• Your objective
Print the whole listing exactly.

▬▬▬▬▬▬▬▬▬▬

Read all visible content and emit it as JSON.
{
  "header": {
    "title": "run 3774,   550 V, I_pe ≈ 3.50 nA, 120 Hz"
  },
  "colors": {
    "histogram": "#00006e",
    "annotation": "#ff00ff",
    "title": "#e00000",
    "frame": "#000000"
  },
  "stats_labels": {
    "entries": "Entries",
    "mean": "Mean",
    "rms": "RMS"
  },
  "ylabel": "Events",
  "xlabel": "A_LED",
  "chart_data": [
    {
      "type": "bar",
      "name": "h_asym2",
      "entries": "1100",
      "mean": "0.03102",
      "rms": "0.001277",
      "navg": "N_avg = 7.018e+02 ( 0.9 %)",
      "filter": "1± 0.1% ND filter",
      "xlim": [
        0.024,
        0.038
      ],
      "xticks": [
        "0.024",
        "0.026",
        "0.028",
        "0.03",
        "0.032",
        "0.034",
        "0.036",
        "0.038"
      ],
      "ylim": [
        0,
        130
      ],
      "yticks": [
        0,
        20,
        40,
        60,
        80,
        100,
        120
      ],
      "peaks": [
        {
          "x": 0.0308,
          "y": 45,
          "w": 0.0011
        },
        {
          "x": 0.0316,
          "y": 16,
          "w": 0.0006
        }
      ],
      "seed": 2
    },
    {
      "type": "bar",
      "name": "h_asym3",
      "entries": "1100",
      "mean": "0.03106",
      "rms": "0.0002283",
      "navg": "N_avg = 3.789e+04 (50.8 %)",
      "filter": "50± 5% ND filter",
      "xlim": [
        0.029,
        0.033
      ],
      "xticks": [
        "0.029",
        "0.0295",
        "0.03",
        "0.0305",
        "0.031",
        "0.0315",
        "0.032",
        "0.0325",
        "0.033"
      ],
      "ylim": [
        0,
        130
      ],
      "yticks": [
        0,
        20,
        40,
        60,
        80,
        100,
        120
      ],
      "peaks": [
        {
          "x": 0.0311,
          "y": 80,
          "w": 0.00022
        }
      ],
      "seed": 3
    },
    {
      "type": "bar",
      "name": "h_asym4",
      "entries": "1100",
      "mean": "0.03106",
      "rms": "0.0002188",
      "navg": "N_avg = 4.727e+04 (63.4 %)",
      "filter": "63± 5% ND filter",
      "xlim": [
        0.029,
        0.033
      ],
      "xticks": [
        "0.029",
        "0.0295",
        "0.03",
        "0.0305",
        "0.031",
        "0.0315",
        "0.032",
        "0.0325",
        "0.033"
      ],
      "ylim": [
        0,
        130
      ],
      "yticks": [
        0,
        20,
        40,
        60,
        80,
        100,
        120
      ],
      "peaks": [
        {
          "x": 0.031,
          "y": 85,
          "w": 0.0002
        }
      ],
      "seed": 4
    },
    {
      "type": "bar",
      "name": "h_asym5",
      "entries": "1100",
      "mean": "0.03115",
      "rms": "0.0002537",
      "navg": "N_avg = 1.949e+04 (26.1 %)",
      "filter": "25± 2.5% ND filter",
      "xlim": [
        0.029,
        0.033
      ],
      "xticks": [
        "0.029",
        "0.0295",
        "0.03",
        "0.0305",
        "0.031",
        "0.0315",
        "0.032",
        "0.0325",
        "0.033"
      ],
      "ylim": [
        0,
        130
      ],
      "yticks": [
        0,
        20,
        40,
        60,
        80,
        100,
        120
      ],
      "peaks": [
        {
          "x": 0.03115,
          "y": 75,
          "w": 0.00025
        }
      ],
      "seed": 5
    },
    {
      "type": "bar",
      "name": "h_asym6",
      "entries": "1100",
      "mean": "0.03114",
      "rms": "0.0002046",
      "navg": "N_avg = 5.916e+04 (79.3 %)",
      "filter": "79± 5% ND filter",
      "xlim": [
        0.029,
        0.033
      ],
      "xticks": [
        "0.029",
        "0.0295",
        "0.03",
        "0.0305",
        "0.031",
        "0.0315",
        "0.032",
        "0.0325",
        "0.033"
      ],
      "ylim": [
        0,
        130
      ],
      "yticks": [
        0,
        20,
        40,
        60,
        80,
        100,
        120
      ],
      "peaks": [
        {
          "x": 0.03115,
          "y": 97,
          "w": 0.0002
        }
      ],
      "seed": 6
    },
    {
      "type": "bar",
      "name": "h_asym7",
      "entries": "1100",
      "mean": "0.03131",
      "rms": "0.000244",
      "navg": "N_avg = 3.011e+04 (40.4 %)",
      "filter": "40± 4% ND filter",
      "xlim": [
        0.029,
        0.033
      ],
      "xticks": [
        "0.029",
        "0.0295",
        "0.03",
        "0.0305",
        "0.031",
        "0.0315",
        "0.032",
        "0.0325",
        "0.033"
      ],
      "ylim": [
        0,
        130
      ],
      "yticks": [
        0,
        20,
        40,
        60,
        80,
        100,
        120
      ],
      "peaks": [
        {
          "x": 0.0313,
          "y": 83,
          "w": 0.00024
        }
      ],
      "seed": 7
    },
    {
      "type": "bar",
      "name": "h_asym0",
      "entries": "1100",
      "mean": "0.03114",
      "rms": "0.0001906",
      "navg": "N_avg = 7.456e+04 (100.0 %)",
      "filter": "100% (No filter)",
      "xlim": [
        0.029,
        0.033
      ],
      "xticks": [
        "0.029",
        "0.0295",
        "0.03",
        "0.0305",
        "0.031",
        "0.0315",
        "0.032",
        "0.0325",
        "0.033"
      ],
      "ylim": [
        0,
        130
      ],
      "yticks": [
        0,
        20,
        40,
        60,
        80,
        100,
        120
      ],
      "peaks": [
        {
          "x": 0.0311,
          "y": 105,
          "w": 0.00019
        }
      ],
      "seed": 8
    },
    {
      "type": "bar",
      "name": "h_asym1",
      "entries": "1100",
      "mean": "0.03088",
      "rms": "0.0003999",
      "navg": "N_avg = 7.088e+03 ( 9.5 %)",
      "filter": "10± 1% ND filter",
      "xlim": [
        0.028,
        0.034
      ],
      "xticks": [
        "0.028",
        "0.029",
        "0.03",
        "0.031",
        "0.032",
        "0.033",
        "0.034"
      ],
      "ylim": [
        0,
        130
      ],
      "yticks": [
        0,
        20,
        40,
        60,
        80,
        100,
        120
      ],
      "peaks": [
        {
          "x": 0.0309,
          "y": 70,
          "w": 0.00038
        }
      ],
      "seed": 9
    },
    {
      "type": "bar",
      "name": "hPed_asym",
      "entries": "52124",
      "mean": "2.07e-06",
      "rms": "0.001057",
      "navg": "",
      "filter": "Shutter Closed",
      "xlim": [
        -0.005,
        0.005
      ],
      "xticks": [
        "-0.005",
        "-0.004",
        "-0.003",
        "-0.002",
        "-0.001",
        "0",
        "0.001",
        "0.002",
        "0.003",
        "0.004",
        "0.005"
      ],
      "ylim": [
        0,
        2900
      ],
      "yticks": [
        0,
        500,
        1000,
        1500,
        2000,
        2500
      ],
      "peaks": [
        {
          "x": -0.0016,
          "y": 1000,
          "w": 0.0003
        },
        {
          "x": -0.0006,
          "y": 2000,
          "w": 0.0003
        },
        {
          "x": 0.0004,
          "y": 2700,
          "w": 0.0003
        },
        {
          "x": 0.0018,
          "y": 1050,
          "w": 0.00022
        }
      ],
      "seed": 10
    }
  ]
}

▬▬▬▬▬▬▬▬▬▬

• Reply to the exercise
Read all visible content and emit it as JSON.
{
  "header": {
    "title": "run 3774,   550 V, I_pe ≈ 3.50 nA, 120 Hz"
  },
  "colors": {
    "histogram": "#00006e",
    "annotation": "#ff00ff",
    "title": "#e00000",
    "frame": "#000000"
  },
  "stats_labels": {
    "entries": "Entries",
    "mean": "Mean",
    "rms": "RMS"
  },
  "ylabel": "Events",
  "xlabel": "A_LED",
  "chart_data": [
    {
      "type": "bar",
      "name": "h_asym2",
      "entries": "1100",
      "mean": "0.03102",
      "rms": "0.001277",
      "navg": "N_avg = 7.018e+02 ( 0.9 %)",
      "filter": "1± 0.1% ND filter",
      "xlim": [
        0.024,
        0.038
      ],
      "xticks": [
        "0.024",
        "0.026",
        "0.028",
        "0.03",
        "0.032",
        "0.034",
        "0.036",
        "0.038"
      ],
      "ylim": [
        0,
        130
      ],
      "yticks": [
        0,
        20,
        40,
        60,
        80,
        100,
        120
      ],
      "peaks": [
        {
          "x": 0.0308,
          "y": 45,
          "w": 0.0011
        },
        {
          "x": 0.0316,
          "y": 16,
          "w": 0.0006
        }
      ],
      "seed": 2
    },
    {
      "type": "bar",
      "name": "h_asym3",
      "entries": "1100",
      "mean": "0.03106",
      "rms": "0.0002283",
      "navg": "N_avg = 3.789e+04 (50.8 %)",
      "filter": "50± 5% ND filter",
      "xlim": [
        0.029,
        0.033
      ],
      "xticks": [
        "0.029",
        "0.0295",
        "0.03",
        "0.0305",
        "0.031",
        "0.0315",
        "0.032",
        "0.0325",
        "0.033"
      ],
      "ylim": [
        0,
        130
      ],
      "yticks": [
        0,
        20,
        40,
        60,
        80,
        100,
        120
      ],
      "peaks": [
        {
          "x": 0.0311,
          "y": 80,
          "w": 0.00022
        }
      ],
      "seed": 3
    },
    {
      "type": "bar",
      "name": "h_asym4",
      "entries": "1100",
      "mean": "0.03106",
      "rms": "0.0002188",
      "navg": "N_avg = 4.727e+04 (63.4 %)",
      "filter": "63± 5% ND filter",
      "xlim": [
        0.029,
        0.033
      ],
      "xticks": [
        "0.029",
        "0.0295",
        "0.03",
        "0.0305",
        "0.031",
        "0.0315",
        "0.032",
        "0.0325",
        "0.033"
      ],
      "ylim": [
        0,
        130
      ],
      "yticks": [
        0,
        20,
        40,
        60,
        80,
        100,
        120
      ],
      "peaks": [
        {
          "x": 0.031,
          "y": 85,
          "w": 0.0002
        }
      ],
      "seed": 4
    },
    {
      "type": "bar",
      "name": "h_asym5",
      "entries": "1100",
      "mean": "0.03115",
      "rms": "0.0002537",
      "navg": "N_avg = 1.949e+04 (26.1 %)",
      "filter": "25± 2.5% ND filter",
      "xlim": [
        0.029,
        0.033
      ],
      "xticks": [
        "0.029",
        "0.0295",
        "0.03",
        "0.0305",
        "0.031",
        "0.0315",
        "0.032",
        "0.0325",
        "0.033"
      ],
      "ylim": [
        0,
        130
      ],
      "yticks": [
        0,
        20,
        40,
        60,
        80,
        100,
        120
      ],
      "peaks": [
        {
          "x": 0.03115,
          "y": 75,
          "w": 0.00025
        }
      ],
      "seed": 5
    },
    {
      "type": "bar",
      "name": "h_asym6",
      "entries": "1100",
      "mean": "0.03114",
      "rms": "0.0002046",
      "navg": "N_avg = 5.916e+04 (79.3 %)",
      "filter": "79± 5% ND filter",
      "xlim": [
        0.029,
        0.033
      ],
      "xticks": [
        "0.029",
        "0.0295",
        "0.03",
        "0.0305",
        "0.031",
        "0.0315",
        "0.032",
        "0.0325",
        "0.033"
      ],
      "ylim": [
        0,
        130
      ],
      "yticks": [
        0,
        20,
        40,
        60,
        80,
        100,
        120
      ],
      "peaks": [
        {
          "x": 0.03115,
          "y": 97,
          "w": 0.0002
        }
      ],
      "seed": 6
    },
    {
      "type": "bar",
      "name": "h_asym7",
      "entries": "1100",
      "mean": "0.03131",
      "rms": "0.000244",
      "navg": "N_avg = 3.011e+04 (40.4 %)",
      "filter": "40± 4% ND filter",
      "xlim": [
        0.029,
        0.033
      ],
      "xticks": [
        "0.029",
        "0.0295",
        "0.03",
        "0.0305",
        "0.031",
        "0.0315",
        "0.032",
        "0.0325",
        "0.033"
      ],
      "ylim": [
        0,
        130
      ],
      "yticks": [
        0,
        20,
        40,
        60,
        80,
        100,
        120
      ],
      "peaks": [
        {
          "x": 0.0313,
          "y": 83,
          "w": 0.00024
        }
      ],
      "seed": 7
    },
    {
      "type": "bar",
      "name": "h_asym0",
      "entries": "1100",
      "mean": "0.03114",
      "rms": "0.0001906",
      "navg": "N_avg = 7.456e+04 (100.0 %)",
      "filter": "100% (No filter)",
      "xlim": [
        0.029,
        0.033
      ],
      "xticks": [
        "0.029",
        "0.0295",
        "0.03",
        "0.0305",
        "0.031",
        "0.0315",
        "0.032",
        "0.0325",
        "0.033"
      ],
      "ylim": [
        0,
        130
      ],
      "yticks": [
        0,
        20,
        40,
        60,
        80,
        100,
        120
      ],
      "peaks": [
        {
          "x": 0.0311,
          "y": 105,
          "w": 0.00019
        }
      ],
      "seed": 8
    },
    {
      "type": "bar",
      "name": "h_asym1",
      "entries": "1100",
      "mean": "0.03088",
      "rms": "0.0003999",
      "navg": "N_avg = 7.088e+03 ( 9.5 %)",
      "filter": "10± 1% ND filter",
      "xlim": [
        0.028,
        0.034
      ],
      "xticks": [
        "0.028",
        "0.029",
        "0.03",
        "0.031",
        "0.032",
        "0.033",
        "0.034"
      ],
      "ylim": [
        0,
        130
      ],
      "yticks": [
        0,
        20,
        40,
        60,
        80,
        100,
        120
      ],
      "peaks": [
        {
          "x": 0.0309,
          "y": 70,
          "w": 0.00038
        }
      ],
      "seed": 9
    },
    {
      "type": "bar",
      "name": "hPed_asym",
      "entries": "52124",
      "mean": "2.07e-06",
      "rms": "0.001057",
      "navg": "",
      "filter": "Shutter Closed",
      "xlim": [
        -0.005,
        0.005
      ],
      "xticks": [
        "-0.005",
        "-0.004",
        "-0.003",
        "-0.002",
        "-0.001",
        "0",
        "0.001",
        "0.002",
        "0.003",
        "0.004",
        "0.005"
      ],
      "ylim": [
        0,
        2900
      ],
      "yticks": [
        0,
        500,
        1000,
        1500,
        2000,
        2500
      ],
      "peaks": [
        {
          "x": -0.0016,
          "y": 1000,
          "w": 0.0003
        },
        {
          "x": -0.0006,
          "y": 2000,
          "w": 0.0003
        },
        {
          "x": 0.0004,
          "y": 2700,
          "w": 0.0003
        },
        {
          "x": 0.0018,
          "y": 1050,
          "w": 0.00022
        }
      ],
      "seed": 10
    }
  ]
}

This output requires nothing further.